#### STORED RECORDS
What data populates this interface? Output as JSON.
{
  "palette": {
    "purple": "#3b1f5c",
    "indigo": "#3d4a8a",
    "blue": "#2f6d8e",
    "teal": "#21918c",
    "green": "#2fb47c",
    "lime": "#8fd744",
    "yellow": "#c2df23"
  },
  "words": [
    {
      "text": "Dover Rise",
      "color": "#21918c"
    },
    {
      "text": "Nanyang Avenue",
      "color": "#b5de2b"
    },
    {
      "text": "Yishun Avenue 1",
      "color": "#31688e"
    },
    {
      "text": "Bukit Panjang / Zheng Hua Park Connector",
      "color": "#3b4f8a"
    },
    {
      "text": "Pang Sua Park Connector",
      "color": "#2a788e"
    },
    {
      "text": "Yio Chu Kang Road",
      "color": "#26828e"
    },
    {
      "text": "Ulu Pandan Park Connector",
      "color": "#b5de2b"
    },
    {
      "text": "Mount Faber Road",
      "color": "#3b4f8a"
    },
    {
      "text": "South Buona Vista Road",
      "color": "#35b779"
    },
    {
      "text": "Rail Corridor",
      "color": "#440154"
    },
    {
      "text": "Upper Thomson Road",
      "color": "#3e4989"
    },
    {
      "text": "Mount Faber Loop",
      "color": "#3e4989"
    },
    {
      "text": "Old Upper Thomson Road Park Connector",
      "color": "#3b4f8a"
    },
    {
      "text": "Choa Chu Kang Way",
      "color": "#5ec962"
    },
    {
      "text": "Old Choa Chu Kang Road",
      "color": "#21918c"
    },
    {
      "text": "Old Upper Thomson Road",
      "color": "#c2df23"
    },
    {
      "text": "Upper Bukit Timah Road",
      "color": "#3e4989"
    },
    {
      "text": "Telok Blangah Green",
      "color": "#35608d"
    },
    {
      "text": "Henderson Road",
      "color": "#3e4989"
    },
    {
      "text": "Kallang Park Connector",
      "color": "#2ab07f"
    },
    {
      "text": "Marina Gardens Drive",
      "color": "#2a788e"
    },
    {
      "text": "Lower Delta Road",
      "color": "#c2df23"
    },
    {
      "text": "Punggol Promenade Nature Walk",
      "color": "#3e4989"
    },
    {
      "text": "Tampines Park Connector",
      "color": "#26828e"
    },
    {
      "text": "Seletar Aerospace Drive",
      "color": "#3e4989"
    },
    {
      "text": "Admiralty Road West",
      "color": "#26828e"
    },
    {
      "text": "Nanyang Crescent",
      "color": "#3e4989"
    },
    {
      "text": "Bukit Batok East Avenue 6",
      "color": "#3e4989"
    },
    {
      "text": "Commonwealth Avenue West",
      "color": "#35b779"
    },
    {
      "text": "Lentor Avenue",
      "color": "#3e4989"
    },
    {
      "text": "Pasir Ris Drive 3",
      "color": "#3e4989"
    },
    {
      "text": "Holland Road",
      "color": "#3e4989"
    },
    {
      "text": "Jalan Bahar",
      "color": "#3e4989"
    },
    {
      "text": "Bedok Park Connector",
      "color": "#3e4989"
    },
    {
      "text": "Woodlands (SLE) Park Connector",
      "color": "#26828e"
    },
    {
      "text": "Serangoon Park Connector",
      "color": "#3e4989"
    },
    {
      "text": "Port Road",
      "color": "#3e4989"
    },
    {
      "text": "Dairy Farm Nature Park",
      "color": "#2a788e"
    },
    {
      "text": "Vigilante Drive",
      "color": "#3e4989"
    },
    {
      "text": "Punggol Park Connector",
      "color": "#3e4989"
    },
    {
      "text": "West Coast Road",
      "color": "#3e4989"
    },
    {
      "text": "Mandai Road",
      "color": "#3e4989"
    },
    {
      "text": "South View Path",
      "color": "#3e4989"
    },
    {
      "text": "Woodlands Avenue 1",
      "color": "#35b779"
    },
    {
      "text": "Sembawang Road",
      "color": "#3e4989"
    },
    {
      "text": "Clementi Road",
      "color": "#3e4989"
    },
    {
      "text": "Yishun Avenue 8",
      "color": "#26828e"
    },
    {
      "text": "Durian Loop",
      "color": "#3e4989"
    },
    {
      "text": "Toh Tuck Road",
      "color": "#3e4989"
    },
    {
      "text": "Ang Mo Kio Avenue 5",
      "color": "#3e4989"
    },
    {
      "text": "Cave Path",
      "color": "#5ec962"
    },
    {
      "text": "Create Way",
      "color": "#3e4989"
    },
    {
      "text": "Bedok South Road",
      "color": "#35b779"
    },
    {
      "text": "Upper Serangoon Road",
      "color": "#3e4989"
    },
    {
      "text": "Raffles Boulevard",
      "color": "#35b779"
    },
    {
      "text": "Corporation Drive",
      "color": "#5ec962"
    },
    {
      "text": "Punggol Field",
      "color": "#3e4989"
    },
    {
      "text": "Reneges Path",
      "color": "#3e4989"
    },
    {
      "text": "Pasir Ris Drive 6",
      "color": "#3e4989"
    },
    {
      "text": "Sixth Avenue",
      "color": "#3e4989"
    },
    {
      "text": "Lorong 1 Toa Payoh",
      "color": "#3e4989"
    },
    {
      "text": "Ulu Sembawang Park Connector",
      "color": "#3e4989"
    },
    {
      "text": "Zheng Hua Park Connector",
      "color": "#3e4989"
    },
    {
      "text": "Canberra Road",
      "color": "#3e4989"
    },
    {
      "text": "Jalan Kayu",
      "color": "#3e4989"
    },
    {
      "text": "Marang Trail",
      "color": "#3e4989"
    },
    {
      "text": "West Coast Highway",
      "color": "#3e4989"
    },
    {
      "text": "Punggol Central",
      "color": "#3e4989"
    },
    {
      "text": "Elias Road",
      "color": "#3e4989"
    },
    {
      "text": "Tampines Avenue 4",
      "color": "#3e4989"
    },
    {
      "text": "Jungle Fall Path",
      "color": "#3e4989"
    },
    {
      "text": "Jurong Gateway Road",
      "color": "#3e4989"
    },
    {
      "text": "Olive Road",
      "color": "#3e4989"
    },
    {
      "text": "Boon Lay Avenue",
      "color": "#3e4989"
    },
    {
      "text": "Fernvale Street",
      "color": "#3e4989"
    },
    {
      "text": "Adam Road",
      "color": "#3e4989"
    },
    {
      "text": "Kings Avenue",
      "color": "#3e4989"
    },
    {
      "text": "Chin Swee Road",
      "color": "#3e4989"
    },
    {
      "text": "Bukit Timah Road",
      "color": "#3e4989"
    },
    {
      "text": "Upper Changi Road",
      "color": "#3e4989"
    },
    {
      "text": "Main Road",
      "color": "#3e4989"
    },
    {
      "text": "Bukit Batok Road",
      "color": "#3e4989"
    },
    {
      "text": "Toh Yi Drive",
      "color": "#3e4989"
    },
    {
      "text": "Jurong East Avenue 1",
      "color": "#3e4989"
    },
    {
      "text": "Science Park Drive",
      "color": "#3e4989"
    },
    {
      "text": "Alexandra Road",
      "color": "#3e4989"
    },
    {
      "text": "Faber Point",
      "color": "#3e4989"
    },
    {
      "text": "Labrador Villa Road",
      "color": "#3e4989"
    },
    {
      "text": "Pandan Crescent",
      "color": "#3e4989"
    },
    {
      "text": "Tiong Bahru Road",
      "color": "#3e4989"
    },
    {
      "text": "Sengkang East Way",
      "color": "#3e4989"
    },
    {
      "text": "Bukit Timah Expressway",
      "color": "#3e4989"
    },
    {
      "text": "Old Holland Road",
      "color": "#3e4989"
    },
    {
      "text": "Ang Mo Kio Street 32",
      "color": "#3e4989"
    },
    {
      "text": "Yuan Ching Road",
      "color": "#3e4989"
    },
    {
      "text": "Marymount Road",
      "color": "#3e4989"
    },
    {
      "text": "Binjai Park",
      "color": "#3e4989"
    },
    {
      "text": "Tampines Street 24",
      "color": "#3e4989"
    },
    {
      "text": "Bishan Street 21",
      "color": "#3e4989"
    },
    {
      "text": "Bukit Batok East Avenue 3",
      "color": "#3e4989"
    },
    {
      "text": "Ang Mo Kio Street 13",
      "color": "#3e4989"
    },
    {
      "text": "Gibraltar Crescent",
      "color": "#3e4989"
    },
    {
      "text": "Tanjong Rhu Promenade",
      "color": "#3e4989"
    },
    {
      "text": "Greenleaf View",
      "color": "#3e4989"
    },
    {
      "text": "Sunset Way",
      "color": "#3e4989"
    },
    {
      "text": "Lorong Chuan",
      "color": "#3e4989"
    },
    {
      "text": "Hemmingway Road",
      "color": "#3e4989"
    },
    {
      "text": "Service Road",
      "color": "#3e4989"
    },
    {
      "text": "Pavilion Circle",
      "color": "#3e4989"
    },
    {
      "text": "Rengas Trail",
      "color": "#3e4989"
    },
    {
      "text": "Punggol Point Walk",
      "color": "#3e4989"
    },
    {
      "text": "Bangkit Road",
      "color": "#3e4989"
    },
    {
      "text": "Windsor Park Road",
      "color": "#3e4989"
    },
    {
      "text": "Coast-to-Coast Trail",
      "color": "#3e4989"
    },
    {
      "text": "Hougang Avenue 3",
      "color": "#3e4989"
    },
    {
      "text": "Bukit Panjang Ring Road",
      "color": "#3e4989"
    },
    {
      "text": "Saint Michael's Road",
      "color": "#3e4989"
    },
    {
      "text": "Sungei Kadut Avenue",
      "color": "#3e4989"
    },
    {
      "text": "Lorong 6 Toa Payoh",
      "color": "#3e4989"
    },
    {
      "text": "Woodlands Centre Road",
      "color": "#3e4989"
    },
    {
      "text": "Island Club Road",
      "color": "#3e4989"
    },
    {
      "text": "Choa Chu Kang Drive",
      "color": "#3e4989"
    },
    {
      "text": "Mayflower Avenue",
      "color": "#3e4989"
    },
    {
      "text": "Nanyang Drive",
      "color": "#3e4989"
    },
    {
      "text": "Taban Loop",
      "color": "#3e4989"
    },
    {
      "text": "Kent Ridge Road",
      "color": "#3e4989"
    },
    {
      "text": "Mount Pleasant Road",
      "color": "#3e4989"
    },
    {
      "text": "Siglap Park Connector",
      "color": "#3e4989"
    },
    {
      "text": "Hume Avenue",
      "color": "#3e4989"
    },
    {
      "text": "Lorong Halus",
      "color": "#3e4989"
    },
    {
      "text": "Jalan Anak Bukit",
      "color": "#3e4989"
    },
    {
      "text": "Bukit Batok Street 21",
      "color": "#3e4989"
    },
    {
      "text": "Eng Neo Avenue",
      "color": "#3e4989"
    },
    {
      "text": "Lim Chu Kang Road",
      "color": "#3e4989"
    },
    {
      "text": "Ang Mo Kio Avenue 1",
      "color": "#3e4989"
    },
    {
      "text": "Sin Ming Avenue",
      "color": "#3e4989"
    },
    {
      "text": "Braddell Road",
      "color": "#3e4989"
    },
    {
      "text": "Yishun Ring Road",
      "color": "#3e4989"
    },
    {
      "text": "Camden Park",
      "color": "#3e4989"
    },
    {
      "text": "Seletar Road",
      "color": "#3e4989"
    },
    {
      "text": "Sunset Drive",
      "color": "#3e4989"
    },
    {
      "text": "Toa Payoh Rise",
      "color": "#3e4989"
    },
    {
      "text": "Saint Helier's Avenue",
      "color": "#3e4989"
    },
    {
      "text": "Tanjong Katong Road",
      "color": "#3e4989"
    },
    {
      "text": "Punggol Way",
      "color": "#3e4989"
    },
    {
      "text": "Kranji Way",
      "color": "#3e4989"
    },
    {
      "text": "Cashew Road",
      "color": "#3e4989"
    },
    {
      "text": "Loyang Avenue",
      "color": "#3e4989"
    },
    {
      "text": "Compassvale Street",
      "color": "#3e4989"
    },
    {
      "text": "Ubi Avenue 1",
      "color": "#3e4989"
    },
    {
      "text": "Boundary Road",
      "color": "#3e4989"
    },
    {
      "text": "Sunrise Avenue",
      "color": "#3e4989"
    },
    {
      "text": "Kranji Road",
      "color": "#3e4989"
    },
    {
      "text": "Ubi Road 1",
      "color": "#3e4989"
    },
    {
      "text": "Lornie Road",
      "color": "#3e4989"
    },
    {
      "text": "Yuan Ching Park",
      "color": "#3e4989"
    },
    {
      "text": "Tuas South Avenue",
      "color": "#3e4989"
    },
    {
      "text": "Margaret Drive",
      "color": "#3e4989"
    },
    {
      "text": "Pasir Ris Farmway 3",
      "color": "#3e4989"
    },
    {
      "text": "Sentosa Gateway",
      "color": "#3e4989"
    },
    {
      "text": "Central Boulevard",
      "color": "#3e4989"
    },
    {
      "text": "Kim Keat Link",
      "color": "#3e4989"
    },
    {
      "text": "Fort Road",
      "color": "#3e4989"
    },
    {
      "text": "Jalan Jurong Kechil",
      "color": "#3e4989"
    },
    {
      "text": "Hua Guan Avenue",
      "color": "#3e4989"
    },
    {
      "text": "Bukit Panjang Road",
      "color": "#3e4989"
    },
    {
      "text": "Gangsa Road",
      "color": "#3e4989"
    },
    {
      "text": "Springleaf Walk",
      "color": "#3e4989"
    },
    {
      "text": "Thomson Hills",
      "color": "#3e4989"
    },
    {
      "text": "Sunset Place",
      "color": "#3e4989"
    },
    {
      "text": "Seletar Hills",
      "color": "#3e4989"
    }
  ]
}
########
■ GOAL
List every line above containing the word "Ching".

■ WRITTEN SOLUTION
      "text": "Yuan Ching Road",
      "text": "Yuan Ching Park",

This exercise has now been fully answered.